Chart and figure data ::
Begin
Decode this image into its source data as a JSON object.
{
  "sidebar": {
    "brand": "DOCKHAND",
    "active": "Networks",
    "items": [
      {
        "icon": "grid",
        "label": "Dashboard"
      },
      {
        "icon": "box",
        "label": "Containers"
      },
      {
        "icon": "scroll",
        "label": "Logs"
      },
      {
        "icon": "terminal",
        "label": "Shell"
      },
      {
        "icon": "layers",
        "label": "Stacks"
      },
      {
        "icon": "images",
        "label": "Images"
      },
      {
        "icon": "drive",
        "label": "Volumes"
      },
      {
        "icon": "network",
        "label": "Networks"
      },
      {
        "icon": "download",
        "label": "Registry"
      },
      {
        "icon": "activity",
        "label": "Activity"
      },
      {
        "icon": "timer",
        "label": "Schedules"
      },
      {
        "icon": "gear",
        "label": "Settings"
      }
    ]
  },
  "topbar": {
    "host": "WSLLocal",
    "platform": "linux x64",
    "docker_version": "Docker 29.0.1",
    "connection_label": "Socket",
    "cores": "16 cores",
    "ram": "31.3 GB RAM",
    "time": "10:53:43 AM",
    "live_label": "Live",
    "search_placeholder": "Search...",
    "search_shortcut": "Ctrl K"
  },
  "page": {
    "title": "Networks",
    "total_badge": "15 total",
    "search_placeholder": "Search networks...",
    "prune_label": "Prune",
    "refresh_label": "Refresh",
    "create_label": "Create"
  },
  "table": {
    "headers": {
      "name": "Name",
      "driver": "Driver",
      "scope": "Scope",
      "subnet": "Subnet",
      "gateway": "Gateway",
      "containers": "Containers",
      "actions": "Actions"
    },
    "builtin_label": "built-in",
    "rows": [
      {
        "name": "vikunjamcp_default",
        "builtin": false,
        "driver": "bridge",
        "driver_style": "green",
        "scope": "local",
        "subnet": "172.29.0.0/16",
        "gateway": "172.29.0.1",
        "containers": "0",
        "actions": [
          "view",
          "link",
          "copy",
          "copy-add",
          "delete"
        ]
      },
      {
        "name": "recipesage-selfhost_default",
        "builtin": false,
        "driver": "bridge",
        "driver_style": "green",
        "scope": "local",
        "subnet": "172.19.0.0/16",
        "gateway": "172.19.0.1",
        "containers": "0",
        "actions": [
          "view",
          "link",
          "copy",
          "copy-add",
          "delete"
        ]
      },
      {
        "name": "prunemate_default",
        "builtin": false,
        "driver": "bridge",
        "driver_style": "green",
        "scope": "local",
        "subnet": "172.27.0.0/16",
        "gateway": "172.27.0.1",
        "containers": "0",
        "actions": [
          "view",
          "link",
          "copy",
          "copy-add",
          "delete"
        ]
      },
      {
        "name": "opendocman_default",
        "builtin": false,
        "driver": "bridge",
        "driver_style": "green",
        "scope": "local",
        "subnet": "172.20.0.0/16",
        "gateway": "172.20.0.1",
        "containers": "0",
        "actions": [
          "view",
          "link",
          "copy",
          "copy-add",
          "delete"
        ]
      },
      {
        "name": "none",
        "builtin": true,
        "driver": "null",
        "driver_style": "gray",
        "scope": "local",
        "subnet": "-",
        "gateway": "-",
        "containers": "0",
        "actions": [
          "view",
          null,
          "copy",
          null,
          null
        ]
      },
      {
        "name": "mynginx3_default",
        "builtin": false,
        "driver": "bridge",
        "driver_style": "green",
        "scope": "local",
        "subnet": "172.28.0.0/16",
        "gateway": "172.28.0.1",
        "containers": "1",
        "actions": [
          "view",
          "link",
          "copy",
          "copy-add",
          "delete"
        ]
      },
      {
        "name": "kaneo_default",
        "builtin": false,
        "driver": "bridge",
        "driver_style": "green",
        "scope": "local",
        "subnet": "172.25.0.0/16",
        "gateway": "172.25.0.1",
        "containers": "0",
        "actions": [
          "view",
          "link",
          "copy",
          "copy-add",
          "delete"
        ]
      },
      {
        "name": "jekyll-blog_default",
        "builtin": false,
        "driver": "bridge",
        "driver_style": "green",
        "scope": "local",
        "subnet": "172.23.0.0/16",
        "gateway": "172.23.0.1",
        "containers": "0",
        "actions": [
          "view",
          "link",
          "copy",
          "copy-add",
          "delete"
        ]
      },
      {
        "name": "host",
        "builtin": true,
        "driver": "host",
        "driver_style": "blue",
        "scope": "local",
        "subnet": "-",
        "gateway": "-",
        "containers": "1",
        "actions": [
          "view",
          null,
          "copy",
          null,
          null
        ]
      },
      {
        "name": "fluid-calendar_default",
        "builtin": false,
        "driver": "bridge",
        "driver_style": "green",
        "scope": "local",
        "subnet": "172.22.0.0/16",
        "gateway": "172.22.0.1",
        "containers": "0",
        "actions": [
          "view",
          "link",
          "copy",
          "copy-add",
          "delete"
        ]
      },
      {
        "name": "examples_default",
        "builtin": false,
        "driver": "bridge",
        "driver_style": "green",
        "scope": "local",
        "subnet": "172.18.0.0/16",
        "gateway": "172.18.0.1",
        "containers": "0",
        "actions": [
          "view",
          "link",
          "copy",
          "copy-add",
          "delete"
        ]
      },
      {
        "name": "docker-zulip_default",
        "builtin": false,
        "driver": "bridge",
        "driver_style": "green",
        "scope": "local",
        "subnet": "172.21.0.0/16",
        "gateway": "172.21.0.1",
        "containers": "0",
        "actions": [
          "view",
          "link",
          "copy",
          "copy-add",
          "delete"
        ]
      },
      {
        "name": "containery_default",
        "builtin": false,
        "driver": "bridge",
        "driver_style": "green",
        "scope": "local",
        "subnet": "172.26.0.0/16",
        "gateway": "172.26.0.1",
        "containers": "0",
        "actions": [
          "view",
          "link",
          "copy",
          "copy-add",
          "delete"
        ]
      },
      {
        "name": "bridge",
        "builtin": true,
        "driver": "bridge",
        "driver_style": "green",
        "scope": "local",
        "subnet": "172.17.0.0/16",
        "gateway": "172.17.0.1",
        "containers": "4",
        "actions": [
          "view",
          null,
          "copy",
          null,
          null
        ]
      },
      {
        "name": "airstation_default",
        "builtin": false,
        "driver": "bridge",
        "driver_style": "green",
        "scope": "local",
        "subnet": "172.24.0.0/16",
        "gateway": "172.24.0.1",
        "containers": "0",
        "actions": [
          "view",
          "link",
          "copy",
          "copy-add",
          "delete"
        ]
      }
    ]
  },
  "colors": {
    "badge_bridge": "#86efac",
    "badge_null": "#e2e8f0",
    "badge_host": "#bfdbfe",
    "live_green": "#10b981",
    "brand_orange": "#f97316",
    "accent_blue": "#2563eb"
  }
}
End
Return all of the data exactly as it reads.

SOLVED EXERCISE ::
Decode this image into its source data as a JSON object.
{
  "sidebar": {
    "brand": "DOCKHAND",
    "active": "Networks",
    "items": [
      {
        "icon": "grid",
        "label": "Dashboard"
      },
      {
        "icon": "box",
        "label": "Containers"
      },
      {
        "icon": "scroll",
        "label": "Logs"
      },
      {
        "icon": "terminal",
        "label": "Shell"
      },
      {
        "icon": "layers",
        "label": "Stacks"
      },
      {
        "icon": "images",
        "label": "Images"
      },
      {
        "icon": "drive",
        "label": "Volumes"
      },
      {
        "icon": "network",
        "label": "Networks"
      },
      {
        "icon": "download",
        "label": "Registry"
      },
      {
        "icon": "activity",
        "label": "Activity"
      },
      {
        "icon": "timer",
        "label": "Schedules"
      },
      {
        "icon": "gear",
        "label": "Settings"
      }
    ]
  },
  "topbar": {
    "host": "WSLLocal",
    "platform": "linux x64",
    "docker_version": "Docker 29.0.1",
    "connection_label": "Socket",
    "cores": "16 cores",
    "ram": "31.3 GB RAM",
    "time": "10:53:43 AM",
    "live_label": "Live",
    "search_placeholder": "Search...",
    "search_shortcut": "Ctrl K"
  },
  "page": {
    "title": "Networks",
    "total_badge": "15 total",
    "search_placeholder": "Search networks...",
    "prune_label": "Prune",
    "refresh_label": "Refresh",
    "create_label": "Create"
  },
  "table": {
    "headers": {
      "name": "Name",
      "driver": "Driver",
      "scope": "Scope",
      "subnet": "Subnet",
      "gateway": "Gateway",
      "containers": "Containers",
      "actions": "Actions"
    },
    "builtin_label": "built-in",
    "rows": [
      {
        "name": "vikunjamcp_default",
        "builtin": false,
        "driver": "bridge",
        "driver_style": "green",
        "scope": "local",
        "subnet": "172.29.0.0/16",
        "gateway": "172.29.0.1",
        "containers": "0",
        "actions": [
          "view",
          "link",
          "copy",
          "copy-add",
          "delete"
        ]
      },
      {
        "name": "recipesage-selfhost_default",
        "builtin": false,
        "driver": "bridge",
        "driver_style": "green",
        "scope": "local",
        "subnet": "172.19.0.0/16",
        "gateway": "172.19.0.1",
        "containers": "0",
        "actions": [
          "view",
          "link",
          "copy",
          "copy-add",
          "delete"
        ]
      },
      {
        "name": "prunemate_default",
        "builtin": false,
        "driver": "bridge",
        "driver_style": "green",
        "scope": "local",
        "subnet": "172.27.0.0/16",
        "gateway": "172.27.0.1",
        "containers": "0",
        "actions": [
          "view",
          "link",
          "copy",
          "copy-add",
          "delete"
        ]
      },
      {
        "name": "opendocman_default",
        "builtin": false,
        "driver": "bridge",
        "driver_style": "green",
        "scope": "local",
        "subnet": "172.20.0.0/16",
        "gateway": "172.20.0.1",
        "containers": "0",
        "actions": [
          "view",
          "link",
          "copy",
          "copy-add",
          "delete"
        ]
      },
      {
        "name": "none",
        "builtin": true,
        "driver": "null",
        "driver_style": "gray",
        "scope": "local",
        "subnet": "-",
        "gateway": "-",
        "containers": "0",
        "actions": [
          "view",
          null,
          "copy",
          null,
          null
        ]
      },
      {
        "name": "mynginx3_default",
        "builtin": false,
        "driver": "bridge",
        "driver_style": "green",
        "scope": "local",
        "subnet": "172.28.0.0/16",
        "gateway": "172.28.0.1",
        "containers": "1",
        "actions": [
          "view",
          "link",
          "copy",
          "copy-add",
          "delete"
        ]
      },
      {
        "name": "kaneo_default",
        "builtin": false,
        "driver": "bridge",
        "driver_style": "green",
        "scope": "local",
        "subnet": "172.25.0.0/16",
        "gateway": "172.25.0.1",
        "containers": "0",
        "actions": [
          "view",
          "link",
          "copy",
          "copy-add",
          "delete"
        ]
      },
      {
        "name": "jekyll-blog_default",
        "builtin": false,
        "driver": "bridge",
        "driver_style": "green",
        "scope": "local",
        "subnet": "172.23.0.0/16",
        "gateway": "172.23.0.1",
        "containers": "0",
        "actions": [
          "view",
          "link",
          "copy",
          "copy-add",
          "delete"
        ]
      },
      {
        "name": "host",
        "builtin": true,
        "driver": "host",
        "driver_style": "blue",
        "scope": "local",
        "subnet": "-",
        "gateway": "-",
        "containers": "1",
        "actions": [
          "view",
          null,
          "copy",
          null,
          null
        ]
      },
      {
        "name": "fluid-calendar_default",
        "builtin": false,
        "driver": "bridge",
        "driver_style": "green",
        "scope": "local",
        "subnet": "172.22.0.0/16",
        "gateway": "172.22.0.1",
        "containers": "0",
        "actions": [
          "view",
          "link",
          "copy",
          "copy-add",
          "delete"
        ]
      },
      {
        "name": "examples_default",
        "builtin": false,
        "driver": "bridge",
        "driver_style": "green",
        "scope": "local",
        "subnet": "172.18.0.0/16",
        "gateway": "172.18.0.1",
        "containers": "0",
        "actions": [
          "view",
          "link",
          "copy",
          "copy-add",
          "delete"
        ]
      },
      {
        "name": "docker-zulip_default",
        "builtin": false,
        "driver": "bridge",
        "driver_style": "green",
        "scope": "local",
        "subnet": "172.21.0.0/16",
        "gateway": "172.21.0.1",
        "containers": "0",
        "actions": [
          "view",
          "link",
          "copy",
          "copy-add",
          "delete"
        ]
      },
      {
        "name": "containery_default",
        "builtin": false,
        "driver": "bridge",
        "driver_style": "green",
        "scope": "local",
        "subnet": "172.26.0.0/16",
        "gateway": "172.26.0.1",
        "containers": "0",
        "actions": [
          "view",
          "link",
          "copy",
          "copy-add",
          "delete"
        ]
      },
      {
        "name": "bridge",
        "builtin": true,
        "driver": "bridge",
        "driver_style": "green",
        "scope": "local",
        "subnet": "172.17.0.0/16",
        "gateway": "172.17.0.1",
        "containers": "4",
        "actions": [
          "view",
          null,
          "copy",
          null,
          null
        ]
      },
      {
        "name": "airstation_default",
        "builtin": false,
        "driver": "bridge",
        "driver_style": "green",
        "scope": "local",
        "subnet": "172.24.0.0/16",
        "gateway": "172.24.0.1",
        "containers": "0",
        "actions": [
          "view",
          "link",
          "copy",
          "copy-add",
          "delete"
        ]
      }
    ]
  },
  "colors": {
    "badge_bridge": "#86efac",
    "badge_null": "#e2e8f0",
    "badge_host": "#bfdbfe",
    "live_green": "#10b981",
    "brand_orange": "#f97316",
    "accent_blue": "#2563eb"
  }
}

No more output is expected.